§ **Problem statement**:
Write out each of the following entries word for word, with no changes.

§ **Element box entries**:
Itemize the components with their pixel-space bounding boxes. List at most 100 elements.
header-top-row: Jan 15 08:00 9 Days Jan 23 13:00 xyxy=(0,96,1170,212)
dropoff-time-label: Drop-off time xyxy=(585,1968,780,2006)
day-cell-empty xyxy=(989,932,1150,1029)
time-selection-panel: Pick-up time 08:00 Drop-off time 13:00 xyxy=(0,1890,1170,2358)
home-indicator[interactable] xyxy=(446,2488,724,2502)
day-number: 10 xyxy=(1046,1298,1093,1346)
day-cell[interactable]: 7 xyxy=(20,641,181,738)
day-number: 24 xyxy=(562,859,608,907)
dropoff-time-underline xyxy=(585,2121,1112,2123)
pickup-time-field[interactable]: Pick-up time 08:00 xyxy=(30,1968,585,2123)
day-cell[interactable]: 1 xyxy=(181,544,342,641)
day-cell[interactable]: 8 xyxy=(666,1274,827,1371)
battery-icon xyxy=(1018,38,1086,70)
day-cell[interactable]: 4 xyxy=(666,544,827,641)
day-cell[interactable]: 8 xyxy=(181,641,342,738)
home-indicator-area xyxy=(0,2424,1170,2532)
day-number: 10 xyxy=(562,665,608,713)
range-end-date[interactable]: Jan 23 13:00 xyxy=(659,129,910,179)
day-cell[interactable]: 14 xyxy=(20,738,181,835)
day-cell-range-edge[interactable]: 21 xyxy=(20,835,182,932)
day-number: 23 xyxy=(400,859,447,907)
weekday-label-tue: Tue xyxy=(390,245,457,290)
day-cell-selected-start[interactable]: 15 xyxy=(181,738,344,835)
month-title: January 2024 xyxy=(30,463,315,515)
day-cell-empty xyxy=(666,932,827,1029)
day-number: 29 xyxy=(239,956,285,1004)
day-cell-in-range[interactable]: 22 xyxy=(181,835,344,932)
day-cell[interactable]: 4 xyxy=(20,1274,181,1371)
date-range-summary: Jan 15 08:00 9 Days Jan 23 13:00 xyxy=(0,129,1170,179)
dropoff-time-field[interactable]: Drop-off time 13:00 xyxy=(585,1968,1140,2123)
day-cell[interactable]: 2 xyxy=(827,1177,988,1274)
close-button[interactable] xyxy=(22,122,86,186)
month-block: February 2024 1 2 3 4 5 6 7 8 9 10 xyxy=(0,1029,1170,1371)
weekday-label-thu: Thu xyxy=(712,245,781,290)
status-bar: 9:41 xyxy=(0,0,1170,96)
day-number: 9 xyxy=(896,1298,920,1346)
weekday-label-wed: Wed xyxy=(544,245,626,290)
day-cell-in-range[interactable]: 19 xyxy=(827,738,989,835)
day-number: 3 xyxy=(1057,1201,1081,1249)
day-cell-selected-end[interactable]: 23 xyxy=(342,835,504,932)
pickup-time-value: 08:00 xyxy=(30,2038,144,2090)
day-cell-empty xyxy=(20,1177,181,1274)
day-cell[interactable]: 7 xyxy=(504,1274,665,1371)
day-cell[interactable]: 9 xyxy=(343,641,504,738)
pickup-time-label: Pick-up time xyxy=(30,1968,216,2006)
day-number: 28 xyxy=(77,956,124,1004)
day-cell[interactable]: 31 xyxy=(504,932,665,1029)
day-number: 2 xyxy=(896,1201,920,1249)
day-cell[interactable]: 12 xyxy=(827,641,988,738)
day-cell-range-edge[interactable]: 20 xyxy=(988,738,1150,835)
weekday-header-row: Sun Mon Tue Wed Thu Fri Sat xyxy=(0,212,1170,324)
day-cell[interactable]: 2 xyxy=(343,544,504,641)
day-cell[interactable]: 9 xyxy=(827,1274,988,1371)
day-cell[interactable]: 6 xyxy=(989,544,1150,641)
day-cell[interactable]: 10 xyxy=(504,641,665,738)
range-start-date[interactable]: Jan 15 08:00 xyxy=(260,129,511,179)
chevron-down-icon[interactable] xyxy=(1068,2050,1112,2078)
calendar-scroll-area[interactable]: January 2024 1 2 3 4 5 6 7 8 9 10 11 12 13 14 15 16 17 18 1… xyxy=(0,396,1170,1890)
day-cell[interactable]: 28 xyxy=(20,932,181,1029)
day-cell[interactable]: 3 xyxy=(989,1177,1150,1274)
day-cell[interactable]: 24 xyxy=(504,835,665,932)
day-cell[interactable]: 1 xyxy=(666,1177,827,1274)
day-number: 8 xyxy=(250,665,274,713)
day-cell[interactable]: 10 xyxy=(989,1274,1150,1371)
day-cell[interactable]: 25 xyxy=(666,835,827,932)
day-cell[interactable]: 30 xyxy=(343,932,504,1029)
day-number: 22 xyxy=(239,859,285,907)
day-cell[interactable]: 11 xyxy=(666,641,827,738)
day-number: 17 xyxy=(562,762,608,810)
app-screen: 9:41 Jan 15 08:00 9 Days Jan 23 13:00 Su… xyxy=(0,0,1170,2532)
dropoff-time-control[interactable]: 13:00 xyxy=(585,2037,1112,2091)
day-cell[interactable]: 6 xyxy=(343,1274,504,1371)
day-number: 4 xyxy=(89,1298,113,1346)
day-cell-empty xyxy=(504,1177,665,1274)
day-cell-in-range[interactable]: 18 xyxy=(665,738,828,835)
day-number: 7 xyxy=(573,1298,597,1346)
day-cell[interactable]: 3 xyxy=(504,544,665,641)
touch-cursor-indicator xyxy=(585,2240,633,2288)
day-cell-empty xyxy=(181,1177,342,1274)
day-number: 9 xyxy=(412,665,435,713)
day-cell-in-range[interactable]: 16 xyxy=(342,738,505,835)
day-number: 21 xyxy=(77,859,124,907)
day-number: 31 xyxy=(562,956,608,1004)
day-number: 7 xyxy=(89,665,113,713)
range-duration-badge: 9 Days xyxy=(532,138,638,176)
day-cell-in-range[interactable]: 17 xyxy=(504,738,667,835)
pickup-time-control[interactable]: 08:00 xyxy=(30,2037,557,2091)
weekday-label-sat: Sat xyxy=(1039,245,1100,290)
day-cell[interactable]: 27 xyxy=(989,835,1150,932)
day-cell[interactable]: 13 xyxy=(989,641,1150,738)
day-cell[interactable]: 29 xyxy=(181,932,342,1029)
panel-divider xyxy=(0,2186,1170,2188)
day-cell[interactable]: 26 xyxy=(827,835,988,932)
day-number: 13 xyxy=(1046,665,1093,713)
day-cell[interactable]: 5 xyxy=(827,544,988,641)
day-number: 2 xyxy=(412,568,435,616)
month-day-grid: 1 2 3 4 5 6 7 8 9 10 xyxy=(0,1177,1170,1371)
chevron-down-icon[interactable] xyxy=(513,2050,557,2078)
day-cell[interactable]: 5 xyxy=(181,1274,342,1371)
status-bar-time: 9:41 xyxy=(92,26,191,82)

§ **Correct output**:
Itemize the components with their pixel-space bounding boxes. List at most 100 elements.
header-top-row: Jan 15 08:00 9 Days Jan 23 13:00 xyxy=(0,96,1170,212)
dropoff-time-label: Drop-off time xyxy=(585,1968,780,2006)
day-cell-empty xyxy=(989,932,1150,1029)
time-selection-panel: Pick-up time 08:00 Drop-off time 13:00 xyxy=(0,1890,1170,2358)
home-indicator[interactable] xyxy=(446,2488,724,2502)
day-number: 10 xyxy=(1046,1298,1093,1346)
day-cell[interactable]: 7 xyxy=(20,641,181,738)
day-number: 24 xyxy=(562,859,608,907)
dropoff-time-underline xyxy=(585,2121,1112,2123)
pickup-time-field[interactable]: Pick-up time 08:00 xyxy=(30,1968,585,2123)
day-cell[interactable]: 1 xyxy=(181,544,342,641)
day-cell[interactable]: 8 xyxy=(666,1274,827,1371)
battery-icon xyxy=(1018,38,1086,70)
day-cell[interactable]: 4 xyxy=(666,544,827,641)
day-cell[interactable]: 8 xyxy=(181,641,342,738)
home-indicator-area xyxy=(0,2424,1170,2532)
day-number: 10 xyxy=(562,665,608,713)
range-end-date[interactable]: Jan 23 13:00 xyxy=(659,129,910,179)
day-cell[interactable]: 14 xyxy=(20,738,181,835)
day-cell-range-edge[interactable]: 21 xyxy=(20,835,182,932)
day-number: 23 xyxy=(400,859,447,907)
weekday-label-tue: Tue xyxy=(390,245,457,290)
day-cell-selected-start[interactable]: 15 xyxy=(181,738,344,835)
month-title: January 2024 xyxy=(30,463,315,515)
day-cell-empty xyxy=(666,932,827,1029)
day-number: 29 xyxy=(239,956,285,1004)
day-cell-in-range[interactable]: 22 xyxy=(181,835,344,932)
day-cell[interactable]: 4 xyxy=(20,1274,181,1371)
date-range-summary: Jan 15 08:00 9 Days Jan 23 13:00 xyxy=(0,129,1170,179)
dropoff-time-field[interactable]: Drop-off time 13:00 xyxy=(585,1968,1140,2123)
day-cell[interactable]: 2 xyxy=(827,1177,988,1274)
close-button[interactable] xyxy=(22,122,86,186)
month-block: February 2024 1 2 3 4 5 6 7 8 9 10 xyxy=(0,1029,1170,1371)
weekday-label-thu: Thu xyxy=(712,245,781,290)
status-bar: 9:41 xyxy=(0,0,1170,96)
day-number: 9 xyxy=(896,1298,920,1346)
weekday-label-wed: Wed xyxy=(544,245,626,290)
day-cell-in-range[interactable]: 19 xyxy=(827,738,989,835)
day-number: 3 xyxy=(1057,1201,1081,1249)
day-cell-selected-end[interactable]: 23 xyxy=(342,835,504,932)
pickup-time-value: 08:00 xyxy=(30,2038,144,2090)
day-cell-empty xyxy=(20,1177,181,1274)
day-cell[interactable]: 7 xyxy=(504,1274,665,1371)
day-cell[interactable]: 9 xyxy=(343,641,504,738)
pickup-time-label: Pick-up time xyxy=(30,1968,216,2006)
day-number: 28 xyxy=(77,956,124,1004)
day-cell[interactable]: 31 xyxy=(504,932,665,1029)
day-number: 2 xyxy=(896,1201,920,1249)
day-cell[interactable]: 12 xyxy=(827,641,988,738)
day-cell-range-edge[interactable]: 20 xyxy=(988,738,1150,835)
weekday-header-row: Sun Mon Tue Wed Thu Fri Sat xyxy=(0,212,1170,324)
day-cell[interactable]: 2 xyxy=(343,544,504,641)
day-cell[interactable]: 9 xyxy=(827,1274,988,1371)
day-cell[interactable]: 6 xyxy=(989,544,1150,641)
day-cell[interactable]: 10 xyxy=(504,641,665,738)
range-start-date[interactable]: Jan 15 08:00 xyxy=(260,129,511,179)
chevron-down-icon[interactable] xyxy=(1068,2050,1112,2078)
calendar-scroll-area[interactable]: January 2024 1 2 3 4 5 6 7 8 9 10 11 12 13 14 15 16 17 18 1… xyxy=(0,396,1170,1890)
day-cell[interactable]: 28 xyxy=(20,932,181,1029)
day-cell[interactable]: 3 xyxy=(989,1177,1150,1274)
day-cell[interactable]: 24 xyxy=(504,835,665,932)
day-cell[interactable]: 1 xyxy=(666,1177,827,1274)
day-number: 8 xyxy=(250,665,274,713)
day-cell[interactable]: 10 xyxy=(989,1274,1150,1371)
day-cell[interactable]: 25 xyxy=(666,835,827,932)
day-cell[interactable]: 30 xyxy=(343,932,504,1029)
day-number: 22 xyxy=(239,859,285,907)
day-cell[interactable]: 11 xyxy=(666,641,827,738)
day-number: 17 xyxy=(562,762,608,810)
app-screen: 9:41 Jan 15 08:00 9 Days Jan 23 13:00 Su… xyxy=(0,0,1170,2532)
dropoff-time-control[interactable]: 13:00 xyxy=(585,2037,1112,2091)
day-cell[interactable]: 6 xyxy=(343,1274,504,1371)
day-number: 4 xyxy=(89,1298,113,1346)
day-cell-empty xyxy=(504,1177,665,1274)
day-cell-in-range[interactable]: 18 xyxy=(665,738,828,835)
day-number: 7 xyxy=(573,1298,597,1346)
day-cell[interactable]: 3 xyxy=(504,544,665,641)
touch-cursor-indicator xyxy=(585,2240,633,2288)
day-cell-empty xyxy=(181,1177,342,1274)
day-number: 9 xyxy=(412,665,435,713)
day-cell-in-range[interactable]: 16 xyxy=(342,738,505,835)
day-number: 21 xyxy=(77,859,124,907)
day-number: 31 xyxy=(562,956,608,1004)
day-number: 7 xyxy=(89,665,113,713)
range-duration-badge: 9 Days xyxy=(532,138,638,176)
day-cell-in-range[interactable]: 17 xyxy=(504,738,667,835)
pickup-time-control[interactable]: 08:00 xyxy=(30,2037,557,2091)
weekday-label-sat: Sat xyxy=(1039,245,1100,290)
day-cell[interactable]: 27 xyxy=(989,835,1150,932)
day-cell[interactable]: 13 xyxy=(989,641,1150,738)
day-cell[interactable]: 29 xyxy=(181,932,342,1029)
panel-divider xyxy=(0,2186,1170,2188)
day-cell[interactable]: 26 xyxy=(827,835,988,932)
day-number: 13 xyxy=(1046,665,1093,713)
day-cell[interactable]: 5 xyxy=(827,544,988,641)
day-number: 2 xyxy=(412,568,435,616)
month-day-grid: 1 2 3 4 5 6 7 8 9 10 xyxy=(0,1177,1170,1371)
chevron-down-icon[interactable] xyxy=(513,2050,557,2078)
day-cell[interactable]: 5 xyxy=(181,1274,342,1371)
status-bar-time: 9:41 xyxy=(92,26,191,82)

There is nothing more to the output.